**WHAT IS BEING ASKED**
Copy out all lines where "http" appears.

**EXERCISE INPUT**
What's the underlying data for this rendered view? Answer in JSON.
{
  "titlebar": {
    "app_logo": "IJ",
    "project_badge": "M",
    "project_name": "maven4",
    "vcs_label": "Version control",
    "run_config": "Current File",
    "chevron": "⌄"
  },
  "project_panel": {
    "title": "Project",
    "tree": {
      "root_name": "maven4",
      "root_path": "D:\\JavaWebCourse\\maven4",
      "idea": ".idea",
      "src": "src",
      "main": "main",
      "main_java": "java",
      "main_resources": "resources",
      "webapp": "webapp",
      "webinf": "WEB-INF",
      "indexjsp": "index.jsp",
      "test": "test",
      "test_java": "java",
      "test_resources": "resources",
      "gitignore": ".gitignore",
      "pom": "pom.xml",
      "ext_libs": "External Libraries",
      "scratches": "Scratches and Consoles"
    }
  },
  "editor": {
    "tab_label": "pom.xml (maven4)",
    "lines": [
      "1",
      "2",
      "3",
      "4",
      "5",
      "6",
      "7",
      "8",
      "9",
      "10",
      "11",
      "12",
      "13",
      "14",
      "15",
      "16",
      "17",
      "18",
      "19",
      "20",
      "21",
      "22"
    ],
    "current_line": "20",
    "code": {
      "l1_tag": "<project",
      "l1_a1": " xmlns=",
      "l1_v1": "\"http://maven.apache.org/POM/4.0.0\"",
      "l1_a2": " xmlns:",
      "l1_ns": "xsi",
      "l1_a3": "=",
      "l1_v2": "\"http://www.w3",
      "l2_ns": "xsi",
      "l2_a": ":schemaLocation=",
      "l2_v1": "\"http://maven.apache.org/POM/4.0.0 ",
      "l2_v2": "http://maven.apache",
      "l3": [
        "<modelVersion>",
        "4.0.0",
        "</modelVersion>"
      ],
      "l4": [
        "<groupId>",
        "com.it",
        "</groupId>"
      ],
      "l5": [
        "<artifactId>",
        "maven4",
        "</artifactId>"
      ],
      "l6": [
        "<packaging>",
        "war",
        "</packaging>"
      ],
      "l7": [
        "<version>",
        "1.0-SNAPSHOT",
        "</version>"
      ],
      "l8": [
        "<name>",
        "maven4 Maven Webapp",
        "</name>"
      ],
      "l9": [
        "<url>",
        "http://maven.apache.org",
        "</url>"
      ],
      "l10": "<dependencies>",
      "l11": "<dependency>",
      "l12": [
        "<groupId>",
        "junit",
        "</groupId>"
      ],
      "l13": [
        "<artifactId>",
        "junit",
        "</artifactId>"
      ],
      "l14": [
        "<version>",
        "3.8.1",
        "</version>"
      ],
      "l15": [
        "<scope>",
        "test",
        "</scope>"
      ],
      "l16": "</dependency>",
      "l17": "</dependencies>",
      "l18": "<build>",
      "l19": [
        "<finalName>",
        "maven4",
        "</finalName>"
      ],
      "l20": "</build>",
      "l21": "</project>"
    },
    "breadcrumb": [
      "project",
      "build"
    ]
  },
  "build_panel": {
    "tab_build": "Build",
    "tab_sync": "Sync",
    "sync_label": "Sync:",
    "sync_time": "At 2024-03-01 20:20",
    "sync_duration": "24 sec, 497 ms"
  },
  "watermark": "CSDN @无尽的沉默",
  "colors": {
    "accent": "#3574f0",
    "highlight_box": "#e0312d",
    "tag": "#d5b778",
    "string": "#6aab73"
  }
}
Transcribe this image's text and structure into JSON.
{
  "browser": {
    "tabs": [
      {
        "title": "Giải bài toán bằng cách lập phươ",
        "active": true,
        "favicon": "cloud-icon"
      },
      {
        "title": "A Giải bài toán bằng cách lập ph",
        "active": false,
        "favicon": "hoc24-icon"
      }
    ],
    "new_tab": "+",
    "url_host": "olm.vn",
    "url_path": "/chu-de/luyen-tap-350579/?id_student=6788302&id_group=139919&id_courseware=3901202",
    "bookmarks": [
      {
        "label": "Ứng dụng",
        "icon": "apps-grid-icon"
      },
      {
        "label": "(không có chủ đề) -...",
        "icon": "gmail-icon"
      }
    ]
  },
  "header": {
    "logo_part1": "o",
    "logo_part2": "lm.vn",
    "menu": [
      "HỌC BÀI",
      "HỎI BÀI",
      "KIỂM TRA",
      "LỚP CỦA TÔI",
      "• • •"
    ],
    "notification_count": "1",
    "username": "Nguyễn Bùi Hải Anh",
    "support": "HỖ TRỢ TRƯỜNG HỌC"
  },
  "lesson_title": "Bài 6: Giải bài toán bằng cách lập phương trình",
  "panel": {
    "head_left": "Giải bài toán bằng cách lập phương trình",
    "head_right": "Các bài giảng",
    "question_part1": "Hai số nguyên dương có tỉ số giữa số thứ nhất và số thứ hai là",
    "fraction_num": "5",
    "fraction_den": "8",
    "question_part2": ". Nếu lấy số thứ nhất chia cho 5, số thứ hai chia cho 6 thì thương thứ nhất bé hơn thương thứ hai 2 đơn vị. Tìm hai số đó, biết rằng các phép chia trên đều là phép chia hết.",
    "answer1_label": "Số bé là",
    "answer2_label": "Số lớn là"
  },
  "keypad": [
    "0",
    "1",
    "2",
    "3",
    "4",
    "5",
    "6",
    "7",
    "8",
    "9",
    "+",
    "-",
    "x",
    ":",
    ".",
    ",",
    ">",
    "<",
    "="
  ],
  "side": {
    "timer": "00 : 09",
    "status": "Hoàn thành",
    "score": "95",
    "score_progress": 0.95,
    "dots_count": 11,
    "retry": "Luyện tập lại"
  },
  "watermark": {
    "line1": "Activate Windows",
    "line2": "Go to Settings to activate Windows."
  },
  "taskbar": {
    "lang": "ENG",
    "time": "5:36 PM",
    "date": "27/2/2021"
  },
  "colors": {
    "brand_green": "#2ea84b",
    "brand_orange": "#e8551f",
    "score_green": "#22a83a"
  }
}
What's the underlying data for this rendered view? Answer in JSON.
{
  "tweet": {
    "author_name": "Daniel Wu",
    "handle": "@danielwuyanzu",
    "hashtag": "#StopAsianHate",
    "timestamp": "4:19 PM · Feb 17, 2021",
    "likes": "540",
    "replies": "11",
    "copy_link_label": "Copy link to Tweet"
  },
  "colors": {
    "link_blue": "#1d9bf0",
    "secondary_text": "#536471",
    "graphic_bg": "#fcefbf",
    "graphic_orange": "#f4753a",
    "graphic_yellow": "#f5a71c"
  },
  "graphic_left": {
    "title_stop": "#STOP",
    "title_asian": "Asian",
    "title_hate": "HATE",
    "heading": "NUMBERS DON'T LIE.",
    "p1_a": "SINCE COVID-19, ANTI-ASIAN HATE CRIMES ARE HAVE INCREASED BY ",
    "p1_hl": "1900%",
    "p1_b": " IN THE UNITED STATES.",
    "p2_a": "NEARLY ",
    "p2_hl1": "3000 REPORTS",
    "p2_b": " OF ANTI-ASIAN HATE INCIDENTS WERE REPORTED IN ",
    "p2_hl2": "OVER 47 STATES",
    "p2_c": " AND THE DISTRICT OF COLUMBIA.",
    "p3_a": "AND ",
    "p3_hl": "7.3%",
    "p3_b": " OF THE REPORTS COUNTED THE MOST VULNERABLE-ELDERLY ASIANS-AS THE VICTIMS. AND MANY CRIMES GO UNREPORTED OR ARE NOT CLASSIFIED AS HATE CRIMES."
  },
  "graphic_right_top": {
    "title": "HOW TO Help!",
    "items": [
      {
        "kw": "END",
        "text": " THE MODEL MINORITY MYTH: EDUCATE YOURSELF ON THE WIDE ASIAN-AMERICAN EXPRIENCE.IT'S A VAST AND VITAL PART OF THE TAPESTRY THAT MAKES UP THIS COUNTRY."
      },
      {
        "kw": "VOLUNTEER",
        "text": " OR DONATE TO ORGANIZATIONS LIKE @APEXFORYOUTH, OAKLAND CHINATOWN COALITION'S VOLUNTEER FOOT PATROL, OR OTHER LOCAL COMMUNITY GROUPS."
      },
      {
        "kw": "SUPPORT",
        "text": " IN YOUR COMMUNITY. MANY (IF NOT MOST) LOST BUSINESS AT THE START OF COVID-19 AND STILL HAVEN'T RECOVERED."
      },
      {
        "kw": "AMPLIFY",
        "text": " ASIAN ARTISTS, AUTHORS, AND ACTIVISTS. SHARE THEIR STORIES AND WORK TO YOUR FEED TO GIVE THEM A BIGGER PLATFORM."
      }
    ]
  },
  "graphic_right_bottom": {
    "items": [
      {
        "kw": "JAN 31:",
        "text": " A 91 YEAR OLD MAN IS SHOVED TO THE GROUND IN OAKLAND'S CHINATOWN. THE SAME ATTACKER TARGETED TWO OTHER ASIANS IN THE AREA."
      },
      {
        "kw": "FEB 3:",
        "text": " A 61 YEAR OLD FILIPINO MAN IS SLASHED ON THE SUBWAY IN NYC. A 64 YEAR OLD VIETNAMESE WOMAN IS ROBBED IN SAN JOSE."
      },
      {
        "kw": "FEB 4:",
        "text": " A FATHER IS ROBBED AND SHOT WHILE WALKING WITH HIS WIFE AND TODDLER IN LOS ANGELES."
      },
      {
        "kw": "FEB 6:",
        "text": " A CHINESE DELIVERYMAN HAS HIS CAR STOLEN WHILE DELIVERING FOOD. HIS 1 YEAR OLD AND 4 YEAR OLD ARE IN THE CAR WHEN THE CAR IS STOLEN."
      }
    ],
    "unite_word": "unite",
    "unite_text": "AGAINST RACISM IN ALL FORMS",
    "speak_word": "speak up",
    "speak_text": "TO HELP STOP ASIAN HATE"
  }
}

**ANSWER TO THIS TASK**
      "l1_v1": "\"http://maven.apache.org/POM/4.0.0\"",
      "l1_v2": "\"http://www.w3",
      "l2_v1": "\"http://maven.apache.org/POM/4.0.0 ",
      "l2_v2": "http://maven.apache",
        "http://maven.apache.org",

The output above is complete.